** What you have to do **
Provide the number of lines where the word "MUNICIPALIDAD" occurs, and no other text.

** Dataset records **
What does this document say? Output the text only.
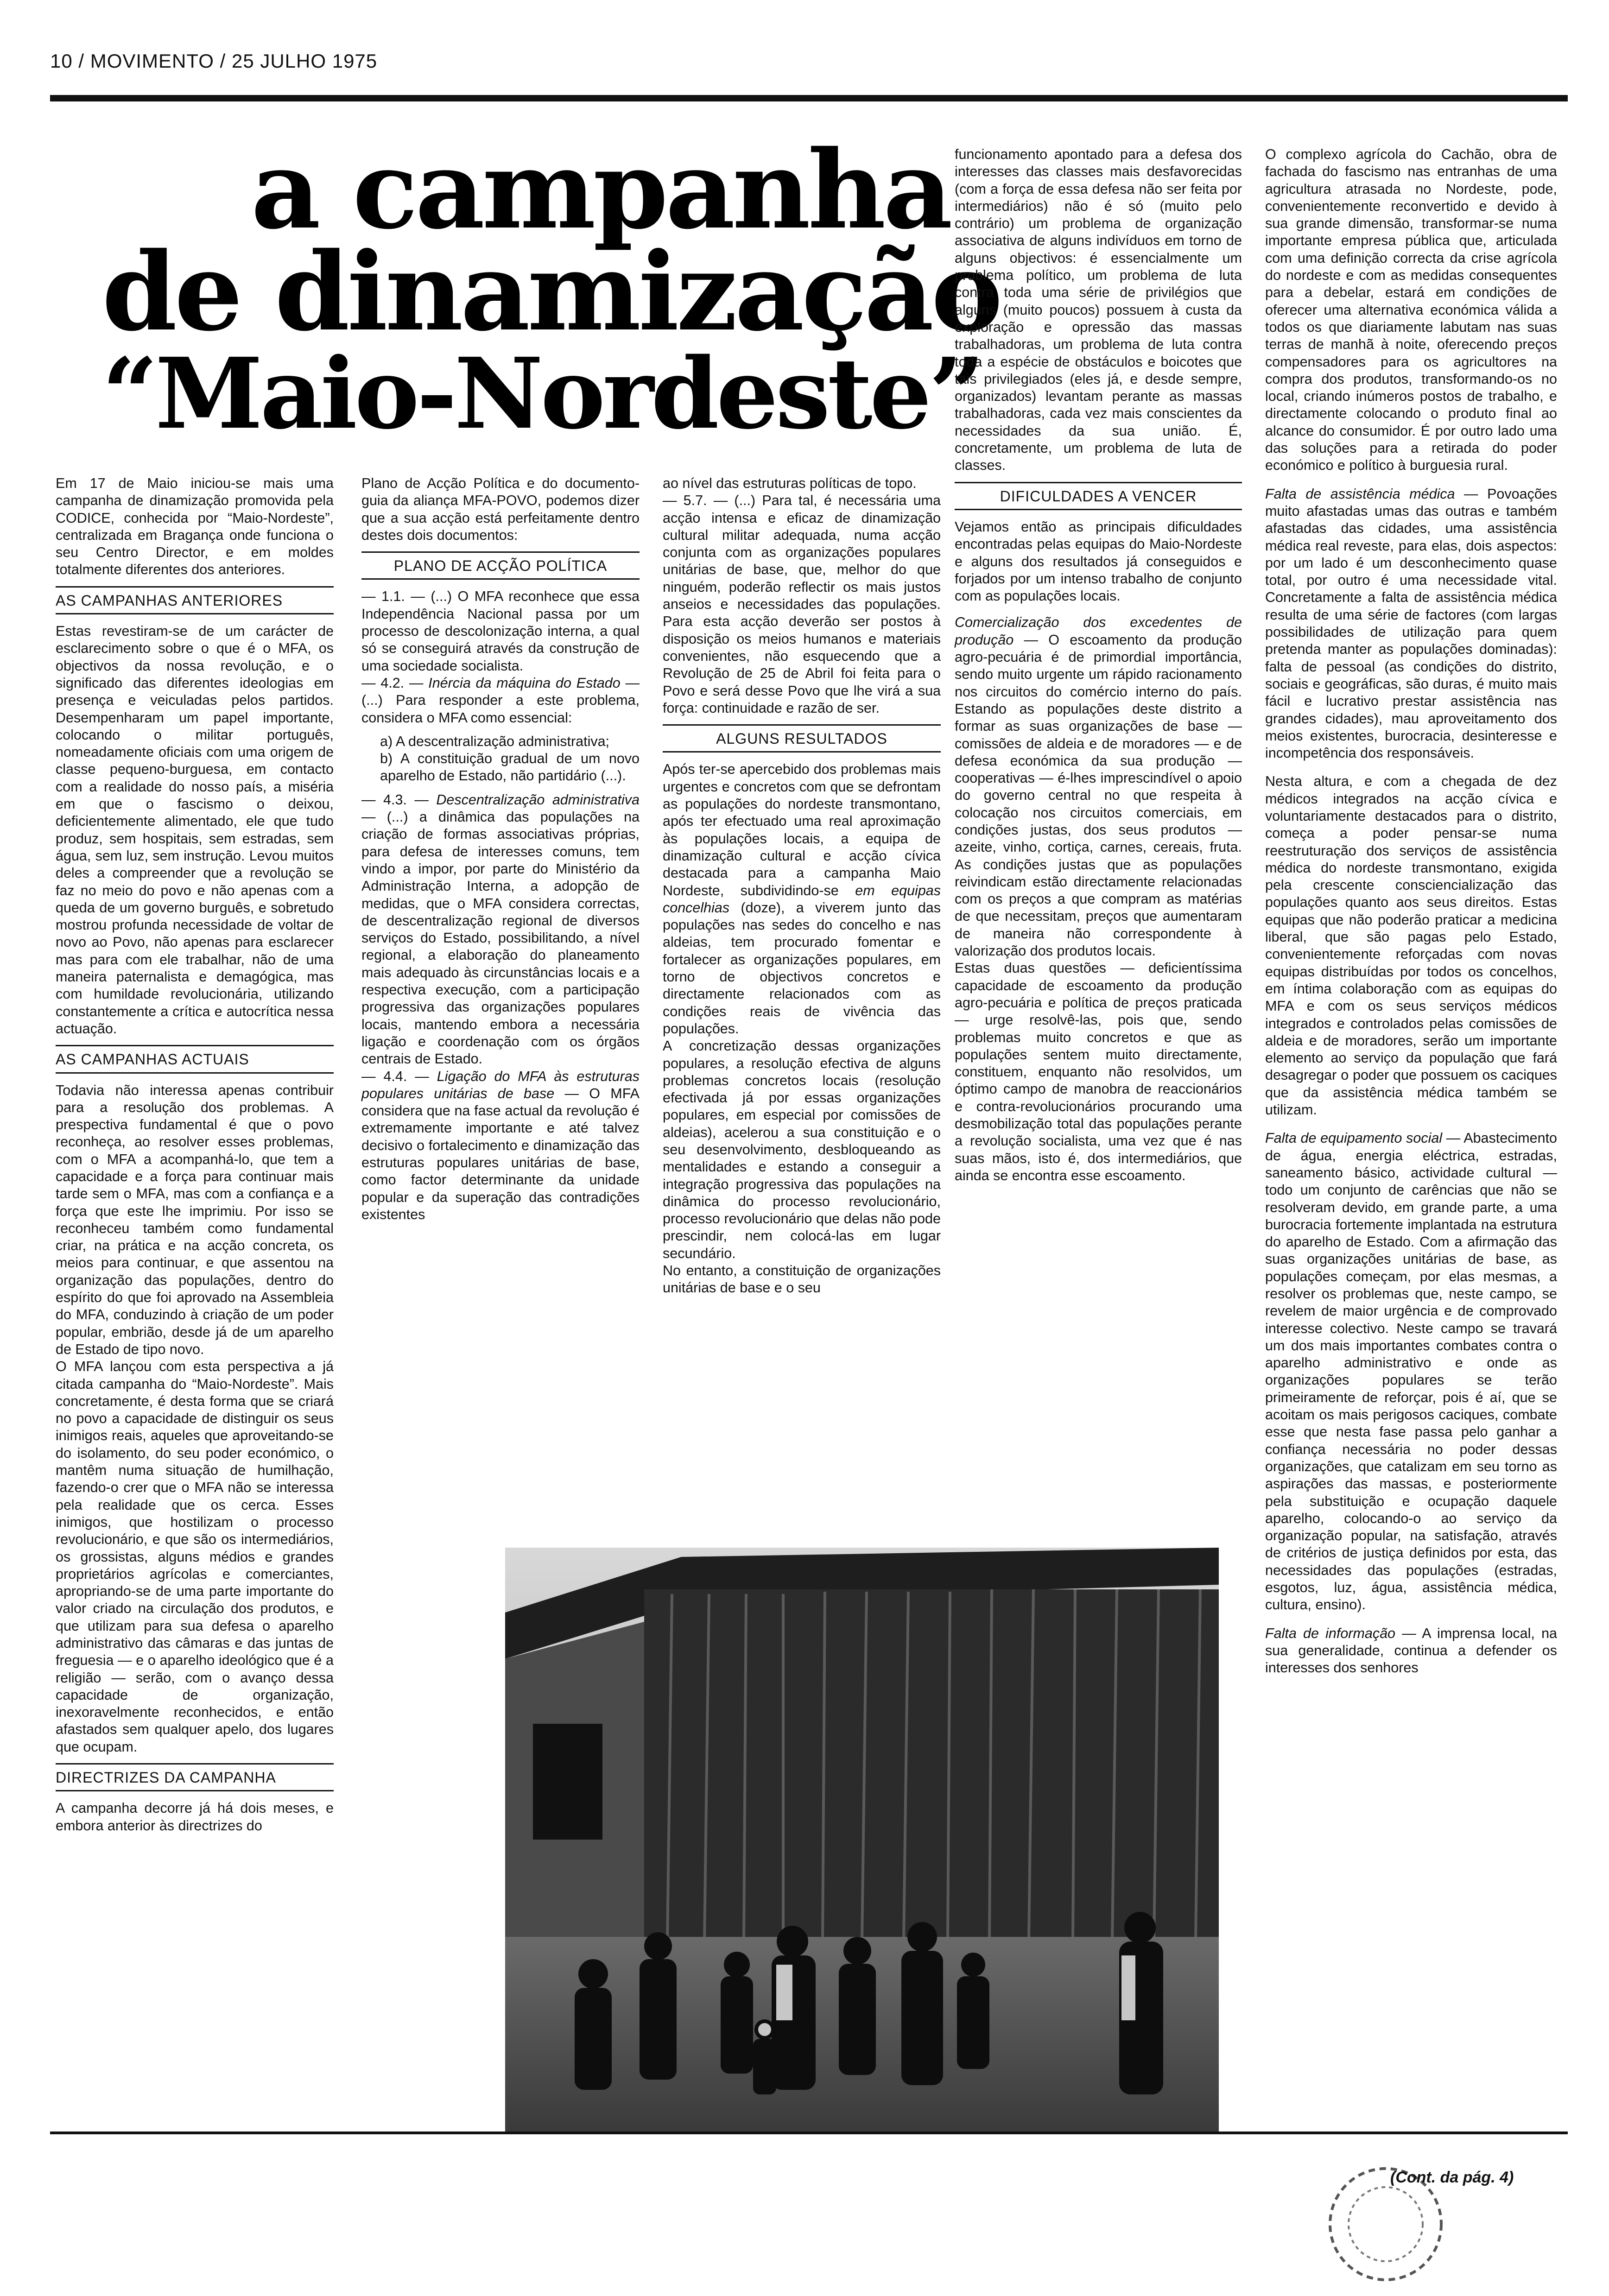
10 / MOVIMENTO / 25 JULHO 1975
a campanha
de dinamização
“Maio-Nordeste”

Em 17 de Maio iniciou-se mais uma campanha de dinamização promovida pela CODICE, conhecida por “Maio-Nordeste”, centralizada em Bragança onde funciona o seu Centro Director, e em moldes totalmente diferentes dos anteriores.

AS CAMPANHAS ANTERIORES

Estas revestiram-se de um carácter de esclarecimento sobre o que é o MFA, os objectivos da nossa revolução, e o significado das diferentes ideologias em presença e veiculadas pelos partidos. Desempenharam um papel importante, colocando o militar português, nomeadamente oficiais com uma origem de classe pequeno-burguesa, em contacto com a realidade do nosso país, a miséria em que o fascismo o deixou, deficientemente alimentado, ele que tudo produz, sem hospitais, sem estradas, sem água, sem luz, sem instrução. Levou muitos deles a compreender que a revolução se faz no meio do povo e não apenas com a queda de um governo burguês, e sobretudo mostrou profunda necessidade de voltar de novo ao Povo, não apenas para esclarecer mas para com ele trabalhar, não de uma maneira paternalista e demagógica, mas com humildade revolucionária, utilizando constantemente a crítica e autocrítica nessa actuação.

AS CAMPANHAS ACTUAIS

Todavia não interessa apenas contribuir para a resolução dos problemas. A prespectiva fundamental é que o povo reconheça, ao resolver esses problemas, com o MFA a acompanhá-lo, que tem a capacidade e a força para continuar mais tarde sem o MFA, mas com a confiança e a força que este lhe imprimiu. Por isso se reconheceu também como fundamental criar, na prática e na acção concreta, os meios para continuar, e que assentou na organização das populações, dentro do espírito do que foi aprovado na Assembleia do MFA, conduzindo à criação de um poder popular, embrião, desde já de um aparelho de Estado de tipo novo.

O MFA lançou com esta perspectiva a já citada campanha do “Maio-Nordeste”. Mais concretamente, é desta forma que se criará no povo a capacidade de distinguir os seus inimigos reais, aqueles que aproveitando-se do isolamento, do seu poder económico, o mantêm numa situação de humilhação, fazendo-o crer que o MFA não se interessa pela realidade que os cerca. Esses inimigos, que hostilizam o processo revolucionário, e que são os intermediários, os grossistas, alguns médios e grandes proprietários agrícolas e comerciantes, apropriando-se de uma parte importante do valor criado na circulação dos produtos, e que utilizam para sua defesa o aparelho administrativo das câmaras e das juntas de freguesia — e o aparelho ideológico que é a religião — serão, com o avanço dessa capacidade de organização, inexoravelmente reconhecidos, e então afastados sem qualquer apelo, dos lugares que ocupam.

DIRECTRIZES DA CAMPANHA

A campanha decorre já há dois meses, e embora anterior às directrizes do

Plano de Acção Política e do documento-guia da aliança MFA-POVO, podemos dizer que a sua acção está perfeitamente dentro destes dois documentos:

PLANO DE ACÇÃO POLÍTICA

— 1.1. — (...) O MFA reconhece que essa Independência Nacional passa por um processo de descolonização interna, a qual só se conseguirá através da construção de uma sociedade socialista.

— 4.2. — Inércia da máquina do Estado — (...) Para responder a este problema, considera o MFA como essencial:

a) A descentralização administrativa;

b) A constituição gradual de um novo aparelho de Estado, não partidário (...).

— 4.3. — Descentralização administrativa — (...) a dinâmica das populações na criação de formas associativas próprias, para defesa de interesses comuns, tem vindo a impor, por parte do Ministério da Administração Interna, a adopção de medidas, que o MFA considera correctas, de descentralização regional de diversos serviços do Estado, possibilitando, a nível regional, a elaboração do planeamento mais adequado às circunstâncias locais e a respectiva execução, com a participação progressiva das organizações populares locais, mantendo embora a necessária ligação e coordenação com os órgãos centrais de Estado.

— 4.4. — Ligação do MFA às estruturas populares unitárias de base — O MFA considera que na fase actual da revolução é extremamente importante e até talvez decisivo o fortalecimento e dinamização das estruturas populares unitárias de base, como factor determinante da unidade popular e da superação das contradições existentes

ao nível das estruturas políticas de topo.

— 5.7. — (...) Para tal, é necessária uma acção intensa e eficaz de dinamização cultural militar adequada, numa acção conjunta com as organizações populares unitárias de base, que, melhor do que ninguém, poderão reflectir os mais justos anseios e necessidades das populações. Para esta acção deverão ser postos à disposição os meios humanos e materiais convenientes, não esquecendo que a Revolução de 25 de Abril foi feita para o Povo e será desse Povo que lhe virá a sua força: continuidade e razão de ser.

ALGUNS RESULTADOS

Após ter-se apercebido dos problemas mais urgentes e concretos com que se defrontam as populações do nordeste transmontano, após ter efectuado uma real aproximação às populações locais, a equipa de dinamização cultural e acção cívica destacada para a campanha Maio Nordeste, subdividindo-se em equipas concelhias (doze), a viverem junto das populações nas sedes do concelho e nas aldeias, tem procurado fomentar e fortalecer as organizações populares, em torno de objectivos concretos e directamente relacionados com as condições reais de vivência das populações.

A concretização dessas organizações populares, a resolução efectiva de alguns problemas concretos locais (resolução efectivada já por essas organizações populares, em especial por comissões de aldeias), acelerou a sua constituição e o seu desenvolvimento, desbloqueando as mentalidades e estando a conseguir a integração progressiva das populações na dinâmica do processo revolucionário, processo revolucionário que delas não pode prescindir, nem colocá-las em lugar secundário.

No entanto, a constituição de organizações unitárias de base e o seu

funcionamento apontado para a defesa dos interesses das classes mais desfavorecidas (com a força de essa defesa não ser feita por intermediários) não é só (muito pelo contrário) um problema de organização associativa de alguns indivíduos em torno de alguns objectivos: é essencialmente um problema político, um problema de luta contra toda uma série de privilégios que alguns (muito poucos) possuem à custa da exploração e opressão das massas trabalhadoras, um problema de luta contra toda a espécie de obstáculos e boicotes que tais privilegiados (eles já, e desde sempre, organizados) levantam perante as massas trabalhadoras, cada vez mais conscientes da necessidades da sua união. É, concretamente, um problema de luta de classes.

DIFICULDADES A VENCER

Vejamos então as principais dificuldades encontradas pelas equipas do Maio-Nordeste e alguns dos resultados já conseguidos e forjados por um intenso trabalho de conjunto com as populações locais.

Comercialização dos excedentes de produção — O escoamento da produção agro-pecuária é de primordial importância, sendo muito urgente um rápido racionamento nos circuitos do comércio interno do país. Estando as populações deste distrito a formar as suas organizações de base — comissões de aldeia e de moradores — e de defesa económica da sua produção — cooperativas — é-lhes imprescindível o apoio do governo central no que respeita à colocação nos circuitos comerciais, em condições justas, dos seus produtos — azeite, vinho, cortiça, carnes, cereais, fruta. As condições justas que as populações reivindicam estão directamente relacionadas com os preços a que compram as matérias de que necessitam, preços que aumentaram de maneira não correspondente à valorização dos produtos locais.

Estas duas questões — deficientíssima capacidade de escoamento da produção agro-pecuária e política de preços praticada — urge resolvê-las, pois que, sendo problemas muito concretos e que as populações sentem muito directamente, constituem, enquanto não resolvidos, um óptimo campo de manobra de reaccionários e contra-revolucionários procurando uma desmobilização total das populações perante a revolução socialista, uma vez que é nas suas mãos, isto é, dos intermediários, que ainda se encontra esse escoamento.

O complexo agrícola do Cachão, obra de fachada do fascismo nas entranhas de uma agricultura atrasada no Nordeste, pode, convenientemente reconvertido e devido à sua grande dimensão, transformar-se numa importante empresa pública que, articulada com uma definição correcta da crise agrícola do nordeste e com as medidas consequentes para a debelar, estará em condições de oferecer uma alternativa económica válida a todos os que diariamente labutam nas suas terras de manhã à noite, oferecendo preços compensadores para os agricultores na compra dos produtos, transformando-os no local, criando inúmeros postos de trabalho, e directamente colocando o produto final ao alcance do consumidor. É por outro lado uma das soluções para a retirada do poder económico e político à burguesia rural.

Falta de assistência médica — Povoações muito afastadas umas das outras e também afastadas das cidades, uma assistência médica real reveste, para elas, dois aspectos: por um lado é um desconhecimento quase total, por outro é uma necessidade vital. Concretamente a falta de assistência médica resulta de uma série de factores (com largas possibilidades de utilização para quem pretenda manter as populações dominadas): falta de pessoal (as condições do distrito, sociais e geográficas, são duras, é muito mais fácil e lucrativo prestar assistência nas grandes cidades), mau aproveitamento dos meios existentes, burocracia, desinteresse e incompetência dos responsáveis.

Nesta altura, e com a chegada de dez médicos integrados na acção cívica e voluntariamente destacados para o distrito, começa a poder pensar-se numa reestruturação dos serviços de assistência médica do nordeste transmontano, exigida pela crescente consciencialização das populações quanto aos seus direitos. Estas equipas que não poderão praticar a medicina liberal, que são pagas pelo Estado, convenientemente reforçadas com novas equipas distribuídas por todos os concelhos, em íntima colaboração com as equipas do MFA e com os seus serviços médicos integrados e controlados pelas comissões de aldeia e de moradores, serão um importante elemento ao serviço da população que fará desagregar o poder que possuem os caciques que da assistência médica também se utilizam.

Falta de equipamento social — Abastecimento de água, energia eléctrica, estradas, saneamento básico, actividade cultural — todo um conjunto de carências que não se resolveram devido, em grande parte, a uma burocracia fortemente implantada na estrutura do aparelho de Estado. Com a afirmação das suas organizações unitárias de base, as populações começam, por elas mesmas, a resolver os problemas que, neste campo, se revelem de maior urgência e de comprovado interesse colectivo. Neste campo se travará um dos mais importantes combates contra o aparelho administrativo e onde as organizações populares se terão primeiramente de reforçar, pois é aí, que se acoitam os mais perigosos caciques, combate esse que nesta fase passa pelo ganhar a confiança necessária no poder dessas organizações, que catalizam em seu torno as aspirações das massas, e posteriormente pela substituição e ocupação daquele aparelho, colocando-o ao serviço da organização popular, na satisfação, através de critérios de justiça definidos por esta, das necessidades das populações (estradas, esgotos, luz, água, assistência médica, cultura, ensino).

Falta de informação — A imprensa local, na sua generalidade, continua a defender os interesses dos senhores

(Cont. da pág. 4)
--
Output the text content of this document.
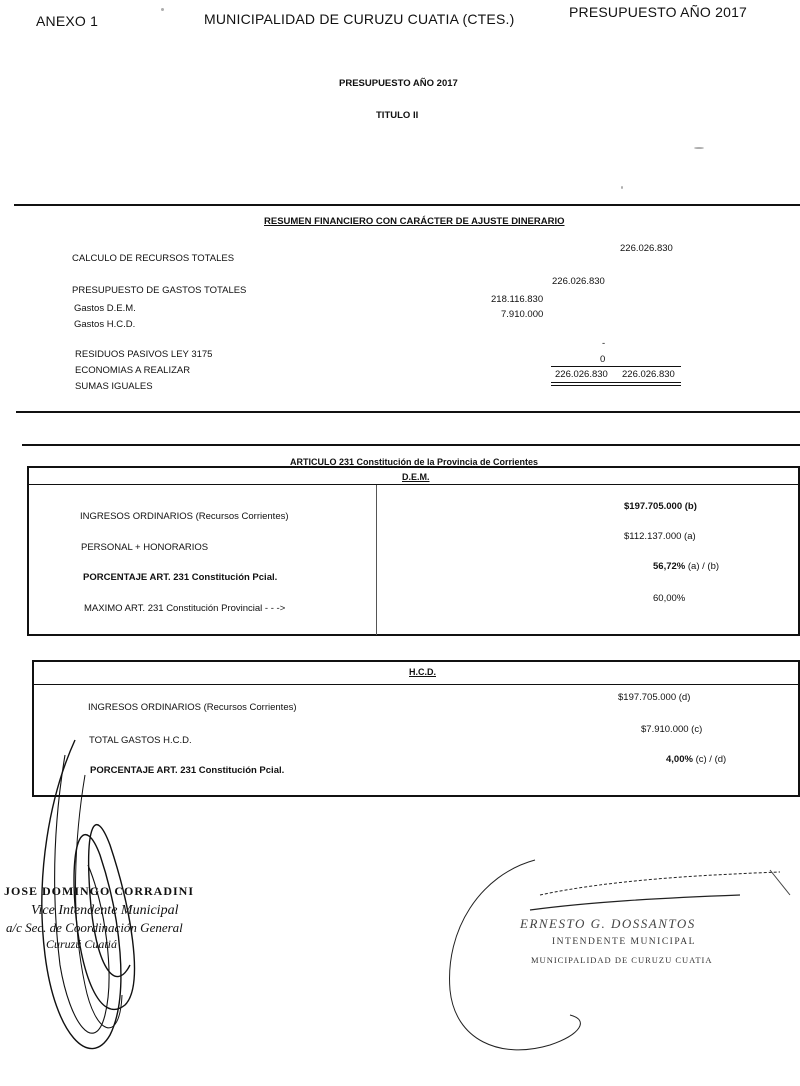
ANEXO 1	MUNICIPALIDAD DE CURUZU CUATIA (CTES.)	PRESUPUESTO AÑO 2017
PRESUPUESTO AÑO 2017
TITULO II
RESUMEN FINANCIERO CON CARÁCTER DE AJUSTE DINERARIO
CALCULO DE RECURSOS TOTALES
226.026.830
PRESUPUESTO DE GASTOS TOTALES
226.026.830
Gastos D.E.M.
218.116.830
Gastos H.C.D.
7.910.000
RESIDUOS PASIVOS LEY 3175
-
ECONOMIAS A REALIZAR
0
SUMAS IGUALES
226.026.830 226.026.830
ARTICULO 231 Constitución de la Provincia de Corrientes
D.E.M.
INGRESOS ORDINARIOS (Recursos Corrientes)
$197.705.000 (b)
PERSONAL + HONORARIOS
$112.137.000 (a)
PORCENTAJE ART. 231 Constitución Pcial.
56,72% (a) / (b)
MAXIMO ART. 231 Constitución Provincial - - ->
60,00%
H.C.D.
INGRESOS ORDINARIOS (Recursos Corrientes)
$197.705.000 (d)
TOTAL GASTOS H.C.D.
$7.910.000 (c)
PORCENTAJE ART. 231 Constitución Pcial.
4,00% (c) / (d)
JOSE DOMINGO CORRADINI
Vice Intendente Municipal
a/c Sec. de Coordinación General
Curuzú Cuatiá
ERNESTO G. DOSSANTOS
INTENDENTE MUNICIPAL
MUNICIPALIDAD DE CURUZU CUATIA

** Exercise result **
2